▶ [Exercise description] Please give the part of the data that runs from its first line through the line containing "y-tick-label: 120 (299, 140, 328, 159)", with both of those lines included, as a JSON list of strings, one string per line, with blank lines left out.

Layout coordinate data
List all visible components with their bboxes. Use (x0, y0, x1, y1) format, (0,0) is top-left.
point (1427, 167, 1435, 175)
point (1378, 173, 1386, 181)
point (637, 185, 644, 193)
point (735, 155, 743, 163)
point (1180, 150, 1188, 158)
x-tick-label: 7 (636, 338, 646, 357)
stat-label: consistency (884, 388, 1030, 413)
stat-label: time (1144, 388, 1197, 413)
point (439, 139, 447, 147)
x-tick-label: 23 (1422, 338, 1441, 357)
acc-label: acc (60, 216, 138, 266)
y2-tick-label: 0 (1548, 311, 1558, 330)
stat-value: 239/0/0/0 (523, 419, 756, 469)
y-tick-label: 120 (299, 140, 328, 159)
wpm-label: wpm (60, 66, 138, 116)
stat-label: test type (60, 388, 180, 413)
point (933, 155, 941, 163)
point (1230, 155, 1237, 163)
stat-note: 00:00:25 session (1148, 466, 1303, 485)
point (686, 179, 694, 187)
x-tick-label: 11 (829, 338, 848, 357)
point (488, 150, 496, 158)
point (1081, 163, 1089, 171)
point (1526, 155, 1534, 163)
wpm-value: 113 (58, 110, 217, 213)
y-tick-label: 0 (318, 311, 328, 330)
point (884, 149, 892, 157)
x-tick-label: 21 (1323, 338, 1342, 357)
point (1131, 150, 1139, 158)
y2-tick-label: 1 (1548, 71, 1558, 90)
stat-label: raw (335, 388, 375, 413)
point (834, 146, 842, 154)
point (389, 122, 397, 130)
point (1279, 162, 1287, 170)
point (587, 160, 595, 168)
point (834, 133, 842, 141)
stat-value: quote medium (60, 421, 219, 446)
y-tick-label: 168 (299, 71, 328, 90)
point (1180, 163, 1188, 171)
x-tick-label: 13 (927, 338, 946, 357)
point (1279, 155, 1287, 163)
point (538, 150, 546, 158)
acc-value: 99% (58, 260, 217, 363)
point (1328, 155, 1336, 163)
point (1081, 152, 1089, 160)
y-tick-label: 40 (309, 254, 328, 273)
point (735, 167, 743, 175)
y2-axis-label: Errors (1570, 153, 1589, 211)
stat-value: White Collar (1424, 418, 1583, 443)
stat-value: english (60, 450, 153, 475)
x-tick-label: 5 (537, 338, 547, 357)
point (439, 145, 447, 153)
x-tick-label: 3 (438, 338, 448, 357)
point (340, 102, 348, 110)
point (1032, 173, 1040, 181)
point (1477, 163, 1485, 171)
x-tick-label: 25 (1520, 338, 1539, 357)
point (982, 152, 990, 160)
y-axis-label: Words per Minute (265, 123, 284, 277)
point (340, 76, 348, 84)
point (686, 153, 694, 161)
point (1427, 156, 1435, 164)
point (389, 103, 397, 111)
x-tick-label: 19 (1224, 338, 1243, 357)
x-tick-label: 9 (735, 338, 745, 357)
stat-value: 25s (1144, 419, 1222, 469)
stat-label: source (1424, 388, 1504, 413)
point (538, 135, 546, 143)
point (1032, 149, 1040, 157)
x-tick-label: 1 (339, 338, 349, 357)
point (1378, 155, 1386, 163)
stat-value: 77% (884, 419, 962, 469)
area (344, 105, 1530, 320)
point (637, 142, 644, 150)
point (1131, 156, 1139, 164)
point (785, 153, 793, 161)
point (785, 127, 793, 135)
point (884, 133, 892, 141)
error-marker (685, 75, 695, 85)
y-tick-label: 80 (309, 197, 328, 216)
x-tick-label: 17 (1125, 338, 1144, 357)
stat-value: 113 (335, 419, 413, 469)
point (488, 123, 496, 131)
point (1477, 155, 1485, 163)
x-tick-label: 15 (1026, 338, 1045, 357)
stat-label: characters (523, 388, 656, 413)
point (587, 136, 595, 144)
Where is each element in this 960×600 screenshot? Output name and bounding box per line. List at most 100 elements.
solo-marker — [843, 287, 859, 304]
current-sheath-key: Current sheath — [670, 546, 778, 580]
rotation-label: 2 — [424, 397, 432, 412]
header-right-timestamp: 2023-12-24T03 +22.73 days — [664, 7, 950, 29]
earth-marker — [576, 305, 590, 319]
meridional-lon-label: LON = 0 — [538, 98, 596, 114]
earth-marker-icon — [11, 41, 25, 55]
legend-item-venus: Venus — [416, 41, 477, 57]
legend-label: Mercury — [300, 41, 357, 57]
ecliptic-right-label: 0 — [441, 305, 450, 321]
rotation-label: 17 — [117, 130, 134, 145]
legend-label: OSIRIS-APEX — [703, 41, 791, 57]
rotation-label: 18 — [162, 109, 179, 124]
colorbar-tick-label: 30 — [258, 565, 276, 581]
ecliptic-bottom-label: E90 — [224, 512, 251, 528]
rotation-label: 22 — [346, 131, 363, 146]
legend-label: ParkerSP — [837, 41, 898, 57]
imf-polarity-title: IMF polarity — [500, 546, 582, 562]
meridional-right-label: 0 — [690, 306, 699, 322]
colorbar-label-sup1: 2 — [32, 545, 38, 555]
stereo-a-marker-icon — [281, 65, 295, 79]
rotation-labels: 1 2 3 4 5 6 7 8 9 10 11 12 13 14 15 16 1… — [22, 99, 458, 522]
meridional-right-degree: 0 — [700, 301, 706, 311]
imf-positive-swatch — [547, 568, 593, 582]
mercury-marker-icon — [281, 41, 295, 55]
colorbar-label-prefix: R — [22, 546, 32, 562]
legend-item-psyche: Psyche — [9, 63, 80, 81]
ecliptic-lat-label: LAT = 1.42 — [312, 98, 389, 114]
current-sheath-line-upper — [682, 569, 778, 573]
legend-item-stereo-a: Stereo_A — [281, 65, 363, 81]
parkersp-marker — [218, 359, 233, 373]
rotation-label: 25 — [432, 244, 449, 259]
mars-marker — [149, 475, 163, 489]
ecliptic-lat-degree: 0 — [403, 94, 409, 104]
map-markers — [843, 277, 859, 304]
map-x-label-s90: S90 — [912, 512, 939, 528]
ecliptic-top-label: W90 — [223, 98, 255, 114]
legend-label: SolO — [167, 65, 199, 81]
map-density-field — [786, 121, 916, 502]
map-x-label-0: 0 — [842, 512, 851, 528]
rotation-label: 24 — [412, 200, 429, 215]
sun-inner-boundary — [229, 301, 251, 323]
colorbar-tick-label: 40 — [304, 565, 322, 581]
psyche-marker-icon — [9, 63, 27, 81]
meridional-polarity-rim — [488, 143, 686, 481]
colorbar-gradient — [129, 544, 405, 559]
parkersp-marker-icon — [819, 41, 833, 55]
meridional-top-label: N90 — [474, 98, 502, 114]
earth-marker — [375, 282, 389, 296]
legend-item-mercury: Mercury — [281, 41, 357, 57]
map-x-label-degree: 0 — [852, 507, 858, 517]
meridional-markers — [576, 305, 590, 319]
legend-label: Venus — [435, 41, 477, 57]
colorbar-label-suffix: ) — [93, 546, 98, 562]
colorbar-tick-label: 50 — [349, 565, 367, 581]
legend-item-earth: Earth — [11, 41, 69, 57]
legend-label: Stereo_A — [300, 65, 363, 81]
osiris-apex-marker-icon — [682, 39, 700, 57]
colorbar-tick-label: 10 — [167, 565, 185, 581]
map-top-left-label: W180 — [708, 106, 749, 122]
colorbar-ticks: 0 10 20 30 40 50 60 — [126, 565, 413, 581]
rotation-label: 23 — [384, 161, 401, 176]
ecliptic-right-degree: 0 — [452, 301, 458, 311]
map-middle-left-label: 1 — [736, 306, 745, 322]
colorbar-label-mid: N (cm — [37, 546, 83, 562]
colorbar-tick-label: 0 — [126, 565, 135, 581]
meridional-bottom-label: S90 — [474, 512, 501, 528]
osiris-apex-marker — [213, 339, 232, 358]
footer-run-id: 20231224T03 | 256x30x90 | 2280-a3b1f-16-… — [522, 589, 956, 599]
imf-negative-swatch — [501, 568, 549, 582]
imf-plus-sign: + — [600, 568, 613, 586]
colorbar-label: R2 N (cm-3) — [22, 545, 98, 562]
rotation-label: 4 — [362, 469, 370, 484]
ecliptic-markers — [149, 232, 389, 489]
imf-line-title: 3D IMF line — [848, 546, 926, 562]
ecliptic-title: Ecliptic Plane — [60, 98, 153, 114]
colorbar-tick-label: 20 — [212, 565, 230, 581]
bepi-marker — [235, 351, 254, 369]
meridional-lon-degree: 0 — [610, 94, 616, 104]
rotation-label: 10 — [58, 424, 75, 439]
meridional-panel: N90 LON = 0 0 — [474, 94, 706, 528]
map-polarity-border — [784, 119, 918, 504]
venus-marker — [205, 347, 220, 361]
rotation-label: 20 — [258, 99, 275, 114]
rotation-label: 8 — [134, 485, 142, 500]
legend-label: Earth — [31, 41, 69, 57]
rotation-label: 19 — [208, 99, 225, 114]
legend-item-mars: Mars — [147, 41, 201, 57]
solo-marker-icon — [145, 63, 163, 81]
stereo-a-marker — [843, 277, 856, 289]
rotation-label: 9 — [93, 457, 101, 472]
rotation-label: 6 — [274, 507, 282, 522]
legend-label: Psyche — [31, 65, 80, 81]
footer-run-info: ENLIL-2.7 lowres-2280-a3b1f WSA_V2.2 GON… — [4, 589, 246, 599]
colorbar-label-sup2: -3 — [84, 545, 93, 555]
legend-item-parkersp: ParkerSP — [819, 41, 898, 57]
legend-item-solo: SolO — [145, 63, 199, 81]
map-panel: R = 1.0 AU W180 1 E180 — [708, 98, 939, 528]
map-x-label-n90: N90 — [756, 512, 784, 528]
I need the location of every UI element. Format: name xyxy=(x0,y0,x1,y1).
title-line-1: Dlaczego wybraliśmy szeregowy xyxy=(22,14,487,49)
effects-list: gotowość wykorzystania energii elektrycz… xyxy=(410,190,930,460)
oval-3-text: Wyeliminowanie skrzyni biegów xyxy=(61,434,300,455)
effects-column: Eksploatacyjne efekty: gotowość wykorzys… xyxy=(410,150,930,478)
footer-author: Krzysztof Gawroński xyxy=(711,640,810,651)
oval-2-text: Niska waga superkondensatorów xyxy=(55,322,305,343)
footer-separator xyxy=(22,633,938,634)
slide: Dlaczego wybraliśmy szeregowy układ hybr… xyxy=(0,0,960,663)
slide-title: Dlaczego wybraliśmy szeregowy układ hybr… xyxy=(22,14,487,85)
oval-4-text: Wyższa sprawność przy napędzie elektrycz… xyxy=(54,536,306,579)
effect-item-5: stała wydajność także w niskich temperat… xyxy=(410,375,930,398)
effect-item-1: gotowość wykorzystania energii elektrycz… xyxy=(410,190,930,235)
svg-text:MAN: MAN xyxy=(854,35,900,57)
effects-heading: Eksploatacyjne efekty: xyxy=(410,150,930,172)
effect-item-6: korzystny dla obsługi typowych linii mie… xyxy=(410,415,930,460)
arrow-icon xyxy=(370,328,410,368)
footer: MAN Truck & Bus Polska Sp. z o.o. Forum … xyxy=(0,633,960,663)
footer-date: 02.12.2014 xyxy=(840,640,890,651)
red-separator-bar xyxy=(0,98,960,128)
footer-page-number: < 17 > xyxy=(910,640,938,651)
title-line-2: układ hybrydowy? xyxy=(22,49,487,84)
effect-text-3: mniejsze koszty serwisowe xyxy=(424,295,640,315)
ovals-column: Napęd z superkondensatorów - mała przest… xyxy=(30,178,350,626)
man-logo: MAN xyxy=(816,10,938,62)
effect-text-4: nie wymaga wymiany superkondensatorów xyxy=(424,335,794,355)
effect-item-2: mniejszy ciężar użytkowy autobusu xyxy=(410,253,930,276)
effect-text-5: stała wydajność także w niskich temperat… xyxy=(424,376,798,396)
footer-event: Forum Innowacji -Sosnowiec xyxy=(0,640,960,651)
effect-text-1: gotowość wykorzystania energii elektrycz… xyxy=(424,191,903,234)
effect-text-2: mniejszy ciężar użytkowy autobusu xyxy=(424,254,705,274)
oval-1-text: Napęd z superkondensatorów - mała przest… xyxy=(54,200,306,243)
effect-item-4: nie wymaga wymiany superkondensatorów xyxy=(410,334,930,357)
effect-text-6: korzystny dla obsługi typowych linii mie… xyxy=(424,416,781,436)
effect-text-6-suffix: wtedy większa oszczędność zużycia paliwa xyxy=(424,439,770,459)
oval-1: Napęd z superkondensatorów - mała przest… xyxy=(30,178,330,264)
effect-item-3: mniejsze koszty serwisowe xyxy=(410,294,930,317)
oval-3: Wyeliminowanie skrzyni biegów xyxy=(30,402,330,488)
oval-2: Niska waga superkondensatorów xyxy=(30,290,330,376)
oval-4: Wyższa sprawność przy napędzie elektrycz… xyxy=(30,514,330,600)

▶ [Task output]
[
  "List all visible components with their bboxes. Use (x0, y0, x1, y1) format, (0,0) is top-left.",
  "point (1427, 167, 1435, 175)",
  "point (1378, 173, 1386, 181)",
  "point (637, 185, 644, 193)",
  "point (735, 155, 743, 163)",
  "point (1180, 150, 1188, 158)",
  "x-tick-label: 7 (636, 338, 646, 357)",
  "stat-label: consistency (884, 388, 1030, 413)",
  "stat-label: time (1144, 388, 1197, 413)",
  "point (439, 139, 447, 147)",
  "x-tick-label: 23 (1422, 338, 1441, 357)",
  "acc-label: acc (60, 216, 138, 266)",
  "y2-tick-label: 0 (1548, 311, 1558, 330)",
  "stat-value: 239/0/0/0 (523, 419, 756, 469)",
  "y-tick-label: 120 (299, 140, 328, 159)"
]